[start EXERCISE INPUTS]
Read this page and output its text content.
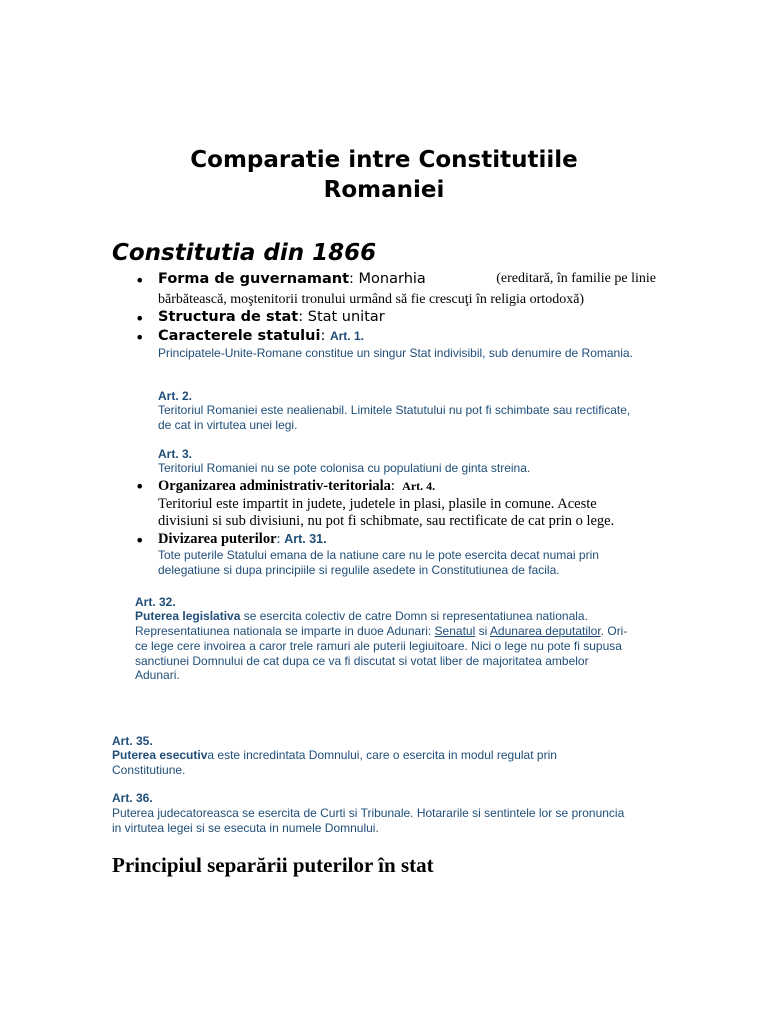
Comparatie intre Constitutiile
Romaniei
Constitutia din 1866
• Forma de guvernamant: Monarhia	(ereditară, în familie pe linie
bărbătească, moştenitorii tronului urmând să fie crescuţi în religia ortodoxă)
• Structura de stat: Stat unitar
• Caracterele statului: Art. 1.
Principatele-Unite-Romane constitue un singur Stat indivisibil, sub denumire de Romania.
Art. 2.
Teritoriul Romaniei este nealienabil. Limitele Statutului nu pot fi schimbate sau rectificate,
de cat in virtutea unei legi.
Art. 3.
Teritoriul Romaniei nu se pote colonisa cu populatiuni de ginta streina.
• Organizarea administrativ-teritoriala:  Art. 4.
Teritoriul este impartit in judete, judetele in plasi, plasile in comune. Aceste
divisiuni si sub divisiuni, nu pot fi schibmate, sau rectificate de cat prin o lege.
• Divizarea puterilor: Art. 31.
Tote puterile Statului emana de la natiune care nu le pote esercita decat numai prin
delegatiune si dupa principiile si regulile asedete in Constitutiunea de facila.
Art. 32.
Puterea legislativa se esercita colectiv de catre Domn si representatiunea nationala.
Representatiunea nationala se imparte in duoe Adunari: Senatul si Adunarea deputatilor. Ori-
ce lege cere invoirea a caror trele ramuri ale puterii legiuitoare. Nici o lege nu pote fi supusa
sanctiunei Domnului de cat dupa ce va fi discutat si votat liber de majoritatea ambelor
Adunari.
Art. 35.
Puterea esecutiva este incredintata Domnului, care o esercita in modul regulat prin
Constitutiune.
Art. 36.
Puterea judecatoreasca se esercita de Curti si Tribunale. Hotararile si sentintele lor se pronuncia
in virtutea legei si se esecuta in numele Domnului.
Principiul separării puterilor în stat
[end EXERCISE INPUTS]
## YOUR INSTRUCTIONS
Produce an exact copy of each line of data, skipping embedded images.

## WRITTEN RESPONSE
Read this page and output its text content.
Comparatie intre Constitutiile
Romaniei
Constitutia din 1866
• Forma de guvernamant: Monarhia	(ereditară, în familie pe linie
bărbătească, moştenitorii tronului urmând să fie crescuţi în religia ortodoxă)
• Structura de stat: Stat unitar
• Caracterele statului: Art. 1.
Principatele-Unite-Romane constitue un singur Stat indivisibil, sub denumire de Romania.
Art. 2.
Teritoriul Romaniei este nealienabil. Limitele Statutului nu pot fi schimbate sau rectificate,
de cat in virtutea unei legi.
Art. 3.
Teritoriul Romaniei nu se pote colonisa cu populatiuni de ginta streina.
• Organizarea administrativ-teritoriala:  Art. 4.
Teritoriul este impartit in judete, judetele in plasi, plasile in comune. Aceste
divisiuni si sub divisiuni, nu pot fi schibmate, sau rectificate de cat prin o lege.
• Divizarea puterilor: Art. 31.
Tote puterile Statului emana de la natiune care nu le pote esercita decat numai prin
delegatiune si dupa principiile si regulile asedete in Constitutiunea de facila.
Art. 32.
Puterea legislativa se esercita colectiv de catre Domn si representatiunea nationala.
Representatiunea nationala se imparte in duoe Adunari: Senatul si Adunarea deputatilor. Ori-
ce lege cere invoirea a caror trele ramuri ale puterii legiuitoare. Nici o lege nu pote fi supusa
sanctiunei Domnului de cat dupa ce va fi discutat si votat liber de majoritatea ambelor
Adunari.
Art. 35.
Puterea esecutiva este incredintata Domnului, care o esercita in modul regulat prin
Constitutiune.
Art. 36.
Puterea judecatoreasca se esercita de Curti si Tribunale. Hotararile si sentintele lor se pronuncia
in virtutea legei si se esecuta in numele Domnului.
Principiul separării puterilor în stat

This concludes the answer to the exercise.